[Start of DATA FOR THE TASK]

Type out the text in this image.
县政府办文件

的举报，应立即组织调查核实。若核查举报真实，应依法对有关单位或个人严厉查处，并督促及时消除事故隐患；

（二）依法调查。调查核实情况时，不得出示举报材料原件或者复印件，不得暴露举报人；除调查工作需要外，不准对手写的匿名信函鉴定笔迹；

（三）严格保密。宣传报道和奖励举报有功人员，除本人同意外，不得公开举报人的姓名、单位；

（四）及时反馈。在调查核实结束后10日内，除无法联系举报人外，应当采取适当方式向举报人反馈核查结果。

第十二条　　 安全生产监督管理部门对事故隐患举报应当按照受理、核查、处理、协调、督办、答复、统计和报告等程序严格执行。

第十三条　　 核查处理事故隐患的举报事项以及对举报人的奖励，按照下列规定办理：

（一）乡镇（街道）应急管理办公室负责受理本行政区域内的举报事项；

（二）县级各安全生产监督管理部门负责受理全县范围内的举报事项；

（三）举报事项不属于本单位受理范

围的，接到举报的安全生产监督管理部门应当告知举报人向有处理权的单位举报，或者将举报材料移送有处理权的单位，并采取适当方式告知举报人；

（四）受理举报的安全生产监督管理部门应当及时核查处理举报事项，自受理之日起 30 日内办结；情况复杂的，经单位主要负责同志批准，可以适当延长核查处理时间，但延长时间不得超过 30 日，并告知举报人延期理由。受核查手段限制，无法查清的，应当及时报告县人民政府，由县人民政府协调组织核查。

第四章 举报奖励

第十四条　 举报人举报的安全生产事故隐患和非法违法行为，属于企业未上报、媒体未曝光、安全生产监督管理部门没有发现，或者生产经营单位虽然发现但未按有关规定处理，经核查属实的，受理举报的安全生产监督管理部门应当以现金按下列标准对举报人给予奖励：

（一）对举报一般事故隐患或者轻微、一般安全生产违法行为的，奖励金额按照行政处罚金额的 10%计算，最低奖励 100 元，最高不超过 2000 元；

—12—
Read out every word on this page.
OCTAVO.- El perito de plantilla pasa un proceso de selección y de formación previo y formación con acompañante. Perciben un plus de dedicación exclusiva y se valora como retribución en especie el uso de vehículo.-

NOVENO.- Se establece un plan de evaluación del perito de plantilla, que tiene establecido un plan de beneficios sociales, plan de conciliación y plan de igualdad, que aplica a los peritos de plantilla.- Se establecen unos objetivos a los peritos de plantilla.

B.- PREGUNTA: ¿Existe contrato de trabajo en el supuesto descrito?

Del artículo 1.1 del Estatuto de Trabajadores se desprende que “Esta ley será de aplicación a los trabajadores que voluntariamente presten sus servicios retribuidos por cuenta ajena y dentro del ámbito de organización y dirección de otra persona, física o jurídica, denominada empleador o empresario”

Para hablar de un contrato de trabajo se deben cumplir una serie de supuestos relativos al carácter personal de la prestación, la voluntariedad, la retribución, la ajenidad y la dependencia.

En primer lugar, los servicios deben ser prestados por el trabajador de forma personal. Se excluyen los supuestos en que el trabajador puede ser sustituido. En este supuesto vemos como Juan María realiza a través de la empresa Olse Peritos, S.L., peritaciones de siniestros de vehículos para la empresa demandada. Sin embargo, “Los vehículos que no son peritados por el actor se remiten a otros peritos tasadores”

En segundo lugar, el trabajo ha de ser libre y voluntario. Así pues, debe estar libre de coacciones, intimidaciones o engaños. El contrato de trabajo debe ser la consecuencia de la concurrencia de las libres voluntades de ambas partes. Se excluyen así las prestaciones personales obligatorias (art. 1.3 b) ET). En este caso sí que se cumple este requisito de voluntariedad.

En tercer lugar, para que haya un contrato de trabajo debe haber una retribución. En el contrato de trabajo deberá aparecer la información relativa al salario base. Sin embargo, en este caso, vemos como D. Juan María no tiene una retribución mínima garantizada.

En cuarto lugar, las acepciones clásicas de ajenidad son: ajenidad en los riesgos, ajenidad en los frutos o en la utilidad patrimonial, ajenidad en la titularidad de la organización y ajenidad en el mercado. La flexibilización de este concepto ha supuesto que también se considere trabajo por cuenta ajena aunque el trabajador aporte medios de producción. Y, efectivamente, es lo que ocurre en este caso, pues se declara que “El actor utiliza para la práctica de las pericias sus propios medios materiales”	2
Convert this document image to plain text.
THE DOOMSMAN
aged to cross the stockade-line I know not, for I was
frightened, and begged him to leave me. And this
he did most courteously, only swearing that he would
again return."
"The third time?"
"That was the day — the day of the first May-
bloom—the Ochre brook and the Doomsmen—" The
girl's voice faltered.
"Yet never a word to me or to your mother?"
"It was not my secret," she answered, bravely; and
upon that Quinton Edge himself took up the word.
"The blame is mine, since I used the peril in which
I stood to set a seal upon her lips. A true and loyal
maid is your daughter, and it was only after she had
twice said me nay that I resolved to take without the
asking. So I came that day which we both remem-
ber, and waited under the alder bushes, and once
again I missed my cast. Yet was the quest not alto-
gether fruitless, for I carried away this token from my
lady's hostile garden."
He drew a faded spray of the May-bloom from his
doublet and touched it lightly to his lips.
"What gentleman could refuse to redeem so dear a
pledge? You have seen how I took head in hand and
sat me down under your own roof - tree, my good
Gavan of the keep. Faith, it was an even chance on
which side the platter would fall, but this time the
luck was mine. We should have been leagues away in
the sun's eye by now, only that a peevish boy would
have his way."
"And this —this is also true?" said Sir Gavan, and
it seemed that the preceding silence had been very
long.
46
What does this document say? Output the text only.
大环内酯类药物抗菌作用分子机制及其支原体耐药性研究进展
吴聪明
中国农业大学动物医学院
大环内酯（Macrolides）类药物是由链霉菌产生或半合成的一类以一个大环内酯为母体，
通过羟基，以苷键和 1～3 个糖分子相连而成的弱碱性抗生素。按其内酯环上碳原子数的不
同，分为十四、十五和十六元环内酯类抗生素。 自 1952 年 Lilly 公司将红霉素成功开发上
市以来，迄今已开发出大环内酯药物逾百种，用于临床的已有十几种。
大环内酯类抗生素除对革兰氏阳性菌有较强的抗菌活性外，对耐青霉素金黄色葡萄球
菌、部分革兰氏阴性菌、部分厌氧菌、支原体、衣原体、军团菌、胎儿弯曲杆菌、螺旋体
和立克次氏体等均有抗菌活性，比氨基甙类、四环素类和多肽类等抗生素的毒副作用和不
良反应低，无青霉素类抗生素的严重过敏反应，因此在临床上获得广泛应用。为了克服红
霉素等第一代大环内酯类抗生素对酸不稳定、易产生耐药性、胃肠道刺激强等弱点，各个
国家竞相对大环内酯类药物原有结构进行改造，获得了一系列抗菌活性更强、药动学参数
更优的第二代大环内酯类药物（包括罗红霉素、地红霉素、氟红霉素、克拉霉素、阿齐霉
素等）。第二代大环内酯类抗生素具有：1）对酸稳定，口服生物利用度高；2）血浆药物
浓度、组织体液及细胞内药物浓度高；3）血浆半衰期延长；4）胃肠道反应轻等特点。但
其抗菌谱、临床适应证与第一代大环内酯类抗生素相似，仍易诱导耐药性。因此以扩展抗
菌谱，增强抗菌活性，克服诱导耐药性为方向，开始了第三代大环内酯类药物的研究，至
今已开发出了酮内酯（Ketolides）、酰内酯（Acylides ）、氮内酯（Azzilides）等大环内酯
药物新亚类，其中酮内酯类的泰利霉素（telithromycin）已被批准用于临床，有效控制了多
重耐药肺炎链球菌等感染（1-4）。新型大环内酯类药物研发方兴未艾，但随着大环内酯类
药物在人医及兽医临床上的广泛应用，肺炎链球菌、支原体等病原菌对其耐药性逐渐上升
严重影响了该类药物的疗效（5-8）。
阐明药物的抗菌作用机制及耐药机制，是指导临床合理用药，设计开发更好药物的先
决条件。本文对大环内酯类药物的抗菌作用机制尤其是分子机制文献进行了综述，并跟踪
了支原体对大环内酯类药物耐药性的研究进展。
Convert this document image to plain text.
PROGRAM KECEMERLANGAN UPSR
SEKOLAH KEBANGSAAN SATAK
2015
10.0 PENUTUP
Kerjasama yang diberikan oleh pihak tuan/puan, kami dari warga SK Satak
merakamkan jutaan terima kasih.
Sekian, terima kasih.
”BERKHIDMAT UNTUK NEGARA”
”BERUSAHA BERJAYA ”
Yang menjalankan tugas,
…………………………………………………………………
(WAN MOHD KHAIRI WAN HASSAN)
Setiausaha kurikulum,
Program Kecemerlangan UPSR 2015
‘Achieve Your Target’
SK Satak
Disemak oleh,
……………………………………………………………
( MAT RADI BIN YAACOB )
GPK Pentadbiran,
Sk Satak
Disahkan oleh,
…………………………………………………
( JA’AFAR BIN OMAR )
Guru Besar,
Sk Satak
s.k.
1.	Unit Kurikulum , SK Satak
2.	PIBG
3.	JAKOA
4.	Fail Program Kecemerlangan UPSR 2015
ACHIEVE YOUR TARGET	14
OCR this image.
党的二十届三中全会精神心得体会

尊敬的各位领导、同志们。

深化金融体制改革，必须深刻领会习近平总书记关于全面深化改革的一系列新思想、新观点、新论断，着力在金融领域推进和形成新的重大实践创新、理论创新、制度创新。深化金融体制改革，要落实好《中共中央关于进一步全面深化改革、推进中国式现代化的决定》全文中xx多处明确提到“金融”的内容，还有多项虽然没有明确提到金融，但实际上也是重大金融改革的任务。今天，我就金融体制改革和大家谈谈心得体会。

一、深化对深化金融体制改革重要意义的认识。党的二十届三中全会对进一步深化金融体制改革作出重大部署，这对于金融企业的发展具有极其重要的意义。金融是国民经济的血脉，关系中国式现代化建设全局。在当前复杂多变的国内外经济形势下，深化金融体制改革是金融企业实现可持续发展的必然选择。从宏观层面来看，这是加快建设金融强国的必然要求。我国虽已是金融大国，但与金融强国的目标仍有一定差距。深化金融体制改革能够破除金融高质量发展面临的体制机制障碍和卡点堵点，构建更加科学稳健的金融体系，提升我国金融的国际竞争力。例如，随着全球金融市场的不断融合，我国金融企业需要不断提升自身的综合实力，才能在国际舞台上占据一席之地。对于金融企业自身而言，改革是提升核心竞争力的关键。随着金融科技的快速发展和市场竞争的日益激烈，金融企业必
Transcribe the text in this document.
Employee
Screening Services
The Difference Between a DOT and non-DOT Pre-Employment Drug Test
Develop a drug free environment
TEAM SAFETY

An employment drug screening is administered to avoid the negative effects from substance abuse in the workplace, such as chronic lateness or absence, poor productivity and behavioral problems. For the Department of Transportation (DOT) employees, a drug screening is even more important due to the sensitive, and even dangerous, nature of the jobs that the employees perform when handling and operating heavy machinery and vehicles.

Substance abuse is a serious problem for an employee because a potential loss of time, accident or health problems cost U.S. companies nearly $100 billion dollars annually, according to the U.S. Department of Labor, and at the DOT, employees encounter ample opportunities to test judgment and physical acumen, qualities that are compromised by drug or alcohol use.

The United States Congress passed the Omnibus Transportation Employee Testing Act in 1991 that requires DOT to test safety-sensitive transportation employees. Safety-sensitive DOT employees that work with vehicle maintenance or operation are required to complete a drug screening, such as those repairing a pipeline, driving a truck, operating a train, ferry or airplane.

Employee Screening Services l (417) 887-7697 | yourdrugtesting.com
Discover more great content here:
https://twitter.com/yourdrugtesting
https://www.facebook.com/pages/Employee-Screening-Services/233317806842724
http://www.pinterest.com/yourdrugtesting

[End of DATA FOR THE TASK]

GIVEN REQUEST:
Look through the entries and return every line where "which" appears.

TASK SOLUTION:
"The blame is mine, since I used the peril in which
asking. So I came that day which we both remem-
which side the platter would fall, but this time the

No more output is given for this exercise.